_Instructions for the task_: Find the string "this" and gather every line that holds it.

_Available records_:

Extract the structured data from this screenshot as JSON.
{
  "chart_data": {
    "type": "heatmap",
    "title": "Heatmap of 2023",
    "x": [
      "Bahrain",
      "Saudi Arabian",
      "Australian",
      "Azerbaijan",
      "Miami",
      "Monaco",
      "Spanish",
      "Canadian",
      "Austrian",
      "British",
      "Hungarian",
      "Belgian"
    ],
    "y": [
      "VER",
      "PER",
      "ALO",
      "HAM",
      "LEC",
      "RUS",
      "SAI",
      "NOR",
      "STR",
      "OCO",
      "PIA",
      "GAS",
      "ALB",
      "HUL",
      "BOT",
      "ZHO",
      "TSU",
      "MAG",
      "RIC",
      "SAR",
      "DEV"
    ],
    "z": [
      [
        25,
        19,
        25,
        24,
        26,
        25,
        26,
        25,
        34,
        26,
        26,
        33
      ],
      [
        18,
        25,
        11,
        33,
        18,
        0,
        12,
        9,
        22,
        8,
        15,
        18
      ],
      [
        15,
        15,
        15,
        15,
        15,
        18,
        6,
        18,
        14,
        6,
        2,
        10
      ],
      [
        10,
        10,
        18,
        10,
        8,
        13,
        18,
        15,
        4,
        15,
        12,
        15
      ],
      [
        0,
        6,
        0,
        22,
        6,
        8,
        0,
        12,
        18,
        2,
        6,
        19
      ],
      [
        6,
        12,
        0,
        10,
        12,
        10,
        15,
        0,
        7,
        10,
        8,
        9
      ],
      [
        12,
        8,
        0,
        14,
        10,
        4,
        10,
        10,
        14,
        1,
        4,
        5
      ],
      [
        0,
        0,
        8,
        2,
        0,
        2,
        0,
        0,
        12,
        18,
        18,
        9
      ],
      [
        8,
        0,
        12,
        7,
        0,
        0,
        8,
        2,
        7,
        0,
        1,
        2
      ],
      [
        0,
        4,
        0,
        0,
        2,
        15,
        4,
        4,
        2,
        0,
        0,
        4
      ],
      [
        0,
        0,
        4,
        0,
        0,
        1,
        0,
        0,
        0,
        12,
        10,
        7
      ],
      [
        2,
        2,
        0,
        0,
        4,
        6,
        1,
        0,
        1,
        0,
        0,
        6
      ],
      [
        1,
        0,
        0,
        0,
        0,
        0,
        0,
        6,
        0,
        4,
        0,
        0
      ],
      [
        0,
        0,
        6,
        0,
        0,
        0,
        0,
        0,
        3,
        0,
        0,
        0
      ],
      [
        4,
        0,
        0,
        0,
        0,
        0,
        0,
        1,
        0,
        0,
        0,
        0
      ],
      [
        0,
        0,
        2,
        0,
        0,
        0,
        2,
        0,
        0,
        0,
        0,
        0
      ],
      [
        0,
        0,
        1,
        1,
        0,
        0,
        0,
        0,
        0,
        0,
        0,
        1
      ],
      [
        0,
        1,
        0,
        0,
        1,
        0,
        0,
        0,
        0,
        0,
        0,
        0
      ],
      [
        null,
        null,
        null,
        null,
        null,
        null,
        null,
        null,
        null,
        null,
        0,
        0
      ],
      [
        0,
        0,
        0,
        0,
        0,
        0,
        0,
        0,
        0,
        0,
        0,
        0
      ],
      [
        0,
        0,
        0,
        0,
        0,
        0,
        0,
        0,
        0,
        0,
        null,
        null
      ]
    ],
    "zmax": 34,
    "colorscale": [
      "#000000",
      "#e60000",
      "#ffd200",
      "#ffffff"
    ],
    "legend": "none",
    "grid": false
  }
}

...

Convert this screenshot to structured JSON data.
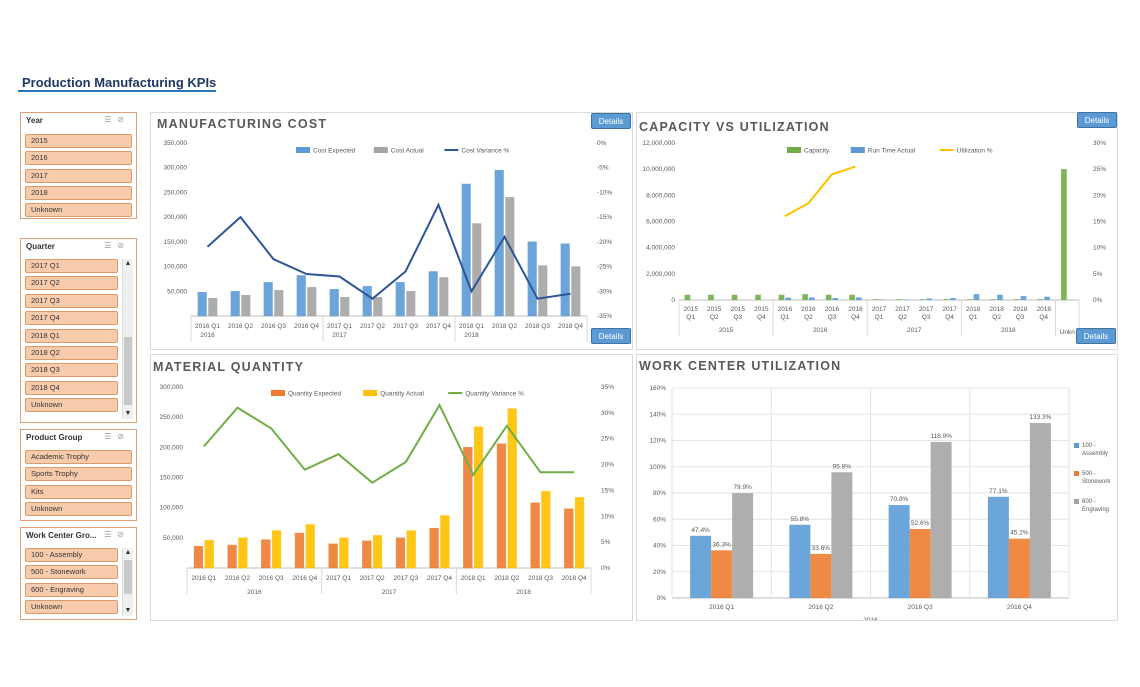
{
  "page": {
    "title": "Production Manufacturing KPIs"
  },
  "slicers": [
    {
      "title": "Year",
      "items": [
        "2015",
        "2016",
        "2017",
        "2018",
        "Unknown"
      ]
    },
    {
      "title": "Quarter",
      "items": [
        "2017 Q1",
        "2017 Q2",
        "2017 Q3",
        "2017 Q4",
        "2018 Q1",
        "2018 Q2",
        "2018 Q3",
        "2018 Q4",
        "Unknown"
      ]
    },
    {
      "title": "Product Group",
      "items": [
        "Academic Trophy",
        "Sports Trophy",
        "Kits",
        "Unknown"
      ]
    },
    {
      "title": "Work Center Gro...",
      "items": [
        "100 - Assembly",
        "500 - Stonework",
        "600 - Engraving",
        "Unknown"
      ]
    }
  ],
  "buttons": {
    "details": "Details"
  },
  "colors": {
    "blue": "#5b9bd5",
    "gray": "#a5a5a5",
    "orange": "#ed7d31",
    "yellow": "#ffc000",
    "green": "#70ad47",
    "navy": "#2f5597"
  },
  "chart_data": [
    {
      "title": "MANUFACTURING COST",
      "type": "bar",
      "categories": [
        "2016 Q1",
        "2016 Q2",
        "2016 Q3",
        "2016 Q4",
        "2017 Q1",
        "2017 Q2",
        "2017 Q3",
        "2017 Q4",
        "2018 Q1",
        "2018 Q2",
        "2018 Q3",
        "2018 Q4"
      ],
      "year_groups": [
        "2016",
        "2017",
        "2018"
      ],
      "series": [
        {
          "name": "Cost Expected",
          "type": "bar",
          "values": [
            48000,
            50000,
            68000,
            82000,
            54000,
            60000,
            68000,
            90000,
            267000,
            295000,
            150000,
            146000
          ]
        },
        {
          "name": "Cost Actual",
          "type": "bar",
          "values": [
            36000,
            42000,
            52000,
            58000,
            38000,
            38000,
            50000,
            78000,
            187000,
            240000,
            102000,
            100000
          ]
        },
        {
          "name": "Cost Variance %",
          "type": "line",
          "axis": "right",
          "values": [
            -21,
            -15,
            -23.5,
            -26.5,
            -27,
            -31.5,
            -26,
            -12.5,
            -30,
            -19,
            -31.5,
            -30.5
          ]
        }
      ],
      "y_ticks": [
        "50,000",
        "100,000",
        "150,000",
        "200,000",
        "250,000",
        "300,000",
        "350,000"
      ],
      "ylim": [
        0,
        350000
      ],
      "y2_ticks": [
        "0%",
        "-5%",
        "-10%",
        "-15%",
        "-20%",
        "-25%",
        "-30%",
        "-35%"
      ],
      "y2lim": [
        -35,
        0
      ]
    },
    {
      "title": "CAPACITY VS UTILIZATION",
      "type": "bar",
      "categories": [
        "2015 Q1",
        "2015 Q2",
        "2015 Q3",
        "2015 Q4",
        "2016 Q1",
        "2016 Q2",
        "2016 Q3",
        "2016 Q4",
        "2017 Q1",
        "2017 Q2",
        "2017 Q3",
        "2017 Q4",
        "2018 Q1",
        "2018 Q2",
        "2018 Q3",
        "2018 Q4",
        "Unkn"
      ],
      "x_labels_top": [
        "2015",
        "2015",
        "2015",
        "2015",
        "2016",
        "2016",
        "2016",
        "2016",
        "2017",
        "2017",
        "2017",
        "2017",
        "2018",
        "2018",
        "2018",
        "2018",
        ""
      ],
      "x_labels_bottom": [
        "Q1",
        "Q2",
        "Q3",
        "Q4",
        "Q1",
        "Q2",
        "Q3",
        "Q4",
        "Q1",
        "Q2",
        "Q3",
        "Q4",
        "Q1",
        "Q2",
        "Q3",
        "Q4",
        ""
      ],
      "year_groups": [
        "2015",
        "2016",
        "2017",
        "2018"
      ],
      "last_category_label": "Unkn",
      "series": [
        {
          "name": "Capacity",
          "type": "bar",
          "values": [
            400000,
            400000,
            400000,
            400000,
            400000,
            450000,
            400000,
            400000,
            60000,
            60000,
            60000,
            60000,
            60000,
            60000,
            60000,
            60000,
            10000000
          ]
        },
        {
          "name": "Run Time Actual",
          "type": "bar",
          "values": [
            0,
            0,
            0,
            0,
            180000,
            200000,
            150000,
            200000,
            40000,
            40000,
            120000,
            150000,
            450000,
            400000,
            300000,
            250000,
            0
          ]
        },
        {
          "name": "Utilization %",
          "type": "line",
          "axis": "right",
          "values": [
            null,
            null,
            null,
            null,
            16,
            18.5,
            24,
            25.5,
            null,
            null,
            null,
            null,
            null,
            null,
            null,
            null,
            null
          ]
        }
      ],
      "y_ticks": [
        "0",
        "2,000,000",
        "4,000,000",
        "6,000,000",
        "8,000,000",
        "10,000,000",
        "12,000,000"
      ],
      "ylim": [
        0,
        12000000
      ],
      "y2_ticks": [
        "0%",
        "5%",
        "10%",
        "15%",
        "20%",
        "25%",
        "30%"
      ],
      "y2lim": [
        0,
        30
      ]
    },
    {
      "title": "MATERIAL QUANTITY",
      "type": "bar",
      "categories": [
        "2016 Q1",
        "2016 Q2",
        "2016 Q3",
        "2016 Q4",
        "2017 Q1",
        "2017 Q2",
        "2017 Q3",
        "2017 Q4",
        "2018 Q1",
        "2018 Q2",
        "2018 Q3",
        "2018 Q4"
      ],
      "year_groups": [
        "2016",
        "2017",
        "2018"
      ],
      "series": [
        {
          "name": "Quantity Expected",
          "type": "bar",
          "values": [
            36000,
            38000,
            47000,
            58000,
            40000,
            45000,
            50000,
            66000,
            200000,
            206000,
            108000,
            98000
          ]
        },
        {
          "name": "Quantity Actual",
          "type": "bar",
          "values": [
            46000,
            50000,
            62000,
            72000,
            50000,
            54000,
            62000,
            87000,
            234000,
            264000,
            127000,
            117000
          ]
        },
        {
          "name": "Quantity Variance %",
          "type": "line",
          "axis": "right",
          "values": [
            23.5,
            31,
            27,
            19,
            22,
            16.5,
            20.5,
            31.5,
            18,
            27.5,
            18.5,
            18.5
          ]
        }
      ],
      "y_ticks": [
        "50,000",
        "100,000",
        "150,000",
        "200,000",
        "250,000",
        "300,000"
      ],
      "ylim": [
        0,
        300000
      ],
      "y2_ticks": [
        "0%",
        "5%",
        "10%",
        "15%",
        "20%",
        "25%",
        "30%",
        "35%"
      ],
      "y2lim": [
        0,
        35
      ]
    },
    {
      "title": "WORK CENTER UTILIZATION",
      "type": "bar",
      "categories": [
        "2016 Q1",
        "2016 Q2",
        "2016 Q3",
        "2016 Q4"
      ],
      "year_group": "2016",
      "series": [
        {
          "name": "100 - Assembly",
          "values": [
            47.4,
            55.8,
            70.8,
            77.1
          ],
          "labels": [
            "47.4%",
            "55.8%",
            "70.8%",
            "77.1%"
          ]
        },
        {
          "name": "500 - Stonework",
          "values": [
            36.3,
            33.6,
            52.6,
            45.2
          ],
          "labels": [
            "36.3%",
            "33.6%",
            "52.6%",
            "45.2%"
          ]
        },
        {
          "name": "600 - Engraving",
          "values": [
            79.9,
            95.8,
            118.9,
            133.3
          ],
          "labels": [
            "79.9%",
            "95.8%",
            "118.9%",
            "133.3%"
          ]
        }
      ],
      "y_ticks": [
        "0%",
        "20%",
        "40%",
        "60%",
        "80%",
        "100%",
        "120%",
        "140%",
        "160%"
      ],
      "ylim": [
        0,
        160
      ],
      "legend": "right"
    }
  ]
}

_Task result_:
Extract the structured data from this screenshot as JSON.
Convert this screenshot to structured JSON data.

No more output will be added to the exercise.